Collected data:
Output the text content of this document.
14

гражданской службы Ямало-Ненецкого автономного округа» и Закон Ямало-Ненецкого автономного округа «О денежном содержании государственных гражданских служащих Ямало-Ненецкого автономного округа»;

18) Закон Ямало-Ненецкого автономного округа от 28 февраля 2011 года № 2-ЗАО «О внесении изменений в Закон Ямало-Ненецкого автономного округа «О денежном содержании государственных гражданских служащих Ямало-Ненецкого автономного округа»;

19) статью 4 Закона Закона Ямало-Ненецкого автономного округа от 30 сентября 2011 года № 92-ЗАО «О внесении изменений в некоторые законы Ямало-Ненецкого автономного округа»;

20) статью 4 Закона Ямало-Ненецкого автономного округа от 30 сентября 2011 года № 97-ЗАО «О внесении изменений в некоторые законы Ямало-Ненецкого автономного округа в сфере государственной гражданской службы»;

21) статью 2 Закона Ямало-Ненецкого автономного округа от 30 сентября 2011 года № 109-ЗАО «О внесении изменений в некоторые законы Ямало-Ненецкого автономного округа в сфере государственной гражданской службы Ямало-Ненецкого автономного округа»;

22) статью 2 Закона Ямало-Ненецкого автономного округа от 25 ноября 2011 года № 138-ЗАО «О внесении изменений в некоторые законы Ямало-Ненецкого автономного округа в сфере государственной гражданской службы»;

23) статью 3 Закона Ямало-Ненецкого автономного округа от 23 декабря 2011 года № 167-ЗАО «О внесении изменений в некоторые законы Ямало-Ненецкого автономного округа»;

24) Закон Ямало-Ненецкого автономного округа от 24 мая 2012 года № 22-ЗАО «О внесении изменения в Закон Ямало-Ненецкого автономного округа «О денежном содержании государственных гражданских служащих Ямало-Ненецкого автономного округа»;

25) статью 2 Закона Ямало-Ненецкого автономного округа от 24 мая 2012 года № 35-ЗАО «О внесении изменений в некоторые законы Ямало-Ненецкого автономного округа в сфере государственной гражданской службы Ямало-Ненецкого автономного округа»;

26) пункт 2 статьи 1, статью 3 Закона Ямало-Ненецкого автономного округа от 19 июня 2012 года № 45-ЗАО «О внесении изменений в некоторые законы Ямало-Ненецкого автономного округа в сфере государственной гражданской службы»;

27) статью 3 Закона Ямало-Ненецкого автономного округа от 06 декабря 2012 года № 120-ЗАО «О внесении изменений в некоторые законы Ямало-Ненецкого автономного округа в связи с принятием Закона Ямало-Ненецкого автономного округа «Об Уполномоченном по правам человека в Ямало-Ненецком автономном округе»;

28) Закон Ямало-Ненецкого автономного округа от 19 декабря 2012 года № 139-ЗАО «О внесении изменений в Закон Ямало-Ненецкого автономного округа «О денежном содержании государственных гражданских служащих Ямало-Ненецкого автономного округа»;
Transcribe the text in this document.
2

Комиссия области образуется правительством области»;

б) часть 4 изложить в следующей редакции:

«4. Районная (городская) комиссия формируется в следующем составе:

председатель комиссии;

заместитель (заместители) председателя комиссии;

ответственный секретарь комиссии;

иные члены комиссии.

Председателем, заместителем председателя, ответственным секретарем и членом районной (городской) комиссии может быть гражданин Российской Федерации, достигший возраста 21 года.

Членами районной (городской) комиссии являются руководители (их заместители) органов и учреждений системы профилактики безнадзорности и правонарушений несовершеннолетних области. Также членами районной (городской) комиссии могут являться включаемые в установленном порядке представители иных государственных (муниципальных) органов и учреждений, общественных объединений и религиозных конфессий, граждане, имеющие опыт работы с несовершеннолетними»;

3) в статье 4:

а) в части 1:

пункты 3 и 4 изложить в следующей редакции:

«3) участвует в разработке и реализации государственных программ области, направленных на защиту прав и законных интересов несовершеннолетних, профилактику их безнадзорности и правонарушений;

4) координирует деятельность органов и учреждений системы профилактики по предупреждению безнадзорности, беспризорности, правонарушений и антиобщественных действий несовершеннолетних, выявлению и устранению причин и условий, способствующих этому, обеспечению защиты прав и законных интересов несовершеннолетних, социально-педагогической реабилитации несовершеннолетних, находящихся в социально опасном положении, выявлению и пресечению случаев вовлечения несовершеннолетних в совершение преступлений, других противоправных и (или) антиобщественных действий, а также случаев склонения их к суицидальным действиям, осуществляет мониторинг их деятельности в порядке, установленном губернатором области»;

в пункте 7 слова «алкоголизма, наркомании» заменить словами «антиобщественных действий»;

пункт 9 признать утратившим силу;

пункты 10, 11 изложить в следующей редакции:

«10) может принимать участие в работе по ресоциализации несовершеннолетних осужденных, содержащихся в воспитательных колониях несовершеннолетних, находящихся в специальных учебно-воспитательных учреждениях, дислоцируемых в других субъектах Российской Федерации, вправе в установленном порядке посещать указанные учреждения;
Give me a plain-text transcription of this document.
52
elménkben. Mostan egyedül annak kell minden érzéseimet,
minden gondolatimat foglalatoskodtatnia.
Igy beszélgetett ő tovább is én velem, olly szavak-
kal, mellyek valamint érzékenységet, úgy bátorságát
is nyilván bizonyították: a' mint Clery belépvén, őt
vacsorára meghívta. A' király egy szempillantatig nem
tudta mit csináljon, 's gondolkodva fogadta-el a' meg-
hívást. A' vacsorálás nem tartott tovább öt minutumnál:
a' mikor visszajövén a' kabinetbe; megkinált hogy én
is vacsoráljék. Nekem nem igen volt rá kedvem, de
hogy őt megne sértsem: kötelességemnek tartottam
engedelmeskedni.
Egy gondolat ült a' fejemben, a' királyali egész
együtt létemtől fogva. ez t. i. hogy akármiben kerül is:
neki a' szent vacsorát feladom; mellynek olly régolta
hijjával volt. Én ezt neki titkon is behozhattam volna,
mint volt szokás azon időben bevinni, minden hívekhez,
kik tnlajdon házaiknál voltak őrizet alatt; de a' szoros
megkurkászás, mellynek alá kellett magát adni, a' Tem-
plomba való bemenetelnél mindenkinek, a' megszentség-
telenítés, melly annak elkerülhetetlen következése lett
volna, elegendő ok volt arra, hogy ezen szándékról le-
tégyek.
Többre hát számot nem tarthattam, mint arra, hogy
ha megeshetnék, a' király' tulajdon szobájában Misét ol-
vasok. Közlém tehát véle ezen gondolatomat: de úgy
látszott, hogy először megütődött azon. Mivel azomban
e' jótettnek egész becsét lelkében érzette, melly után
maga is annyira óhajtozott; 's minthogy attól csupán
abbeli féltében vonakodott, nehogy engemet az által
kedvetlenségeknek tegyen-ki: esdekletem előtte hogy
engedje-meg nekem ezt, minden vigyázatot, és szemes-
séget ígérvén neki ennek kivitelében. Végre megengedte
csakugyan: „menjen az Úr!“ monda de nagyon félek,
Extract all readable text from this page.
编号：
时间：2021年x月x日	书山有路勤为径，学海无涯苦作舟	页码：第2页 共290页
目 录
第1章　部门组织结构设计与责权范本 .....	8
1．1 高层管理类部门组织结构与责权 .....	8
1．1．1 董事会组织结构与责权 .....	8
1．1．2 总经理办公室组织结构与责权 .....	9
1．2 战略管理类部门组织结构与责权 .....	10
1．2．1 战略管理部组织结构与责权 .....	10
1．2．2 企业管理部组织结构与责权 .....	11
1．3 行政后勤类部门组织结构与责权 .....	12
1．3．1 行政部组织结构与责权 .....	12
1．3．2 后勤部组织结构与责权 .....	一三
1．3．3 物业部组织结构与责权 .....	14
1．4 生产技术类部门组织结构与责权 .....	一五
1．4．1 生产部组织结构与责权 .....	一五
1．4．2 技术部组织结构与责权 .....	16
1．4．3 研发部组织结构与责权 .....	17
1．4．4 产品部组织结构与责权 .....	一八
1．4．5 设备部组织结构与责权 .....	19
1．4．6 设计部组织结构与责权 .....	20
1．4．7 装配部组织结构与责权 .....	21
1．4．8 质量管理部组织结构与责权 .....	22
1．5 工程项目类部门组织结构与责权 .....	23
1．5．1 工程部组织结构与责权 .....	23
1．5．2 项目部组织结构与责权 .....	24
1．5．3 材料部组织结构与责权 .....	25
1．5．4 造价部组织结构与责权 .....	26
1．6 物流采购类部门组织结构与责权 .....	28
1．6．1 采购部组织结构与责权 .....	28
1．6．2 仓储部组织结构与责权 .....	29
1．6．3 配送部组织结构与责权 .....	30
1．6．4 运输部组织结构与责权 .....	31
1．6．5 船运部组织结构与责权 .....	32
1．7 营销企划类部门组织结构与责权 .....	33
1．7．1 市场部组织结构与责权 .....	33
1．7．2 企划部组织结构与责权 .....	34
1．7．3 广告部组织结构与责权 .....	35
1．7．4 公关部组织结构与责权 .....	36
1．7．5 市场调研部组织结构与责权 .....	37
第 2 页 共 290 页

=== Exercise task ===
Search the lines for the string "this" and copy every line that has it.

=== Solution to the problem ===
Output the text content of this document.
Transcribe the text in this document.
Give me a plain-text transcription of this document.
Extract all readable text from this page.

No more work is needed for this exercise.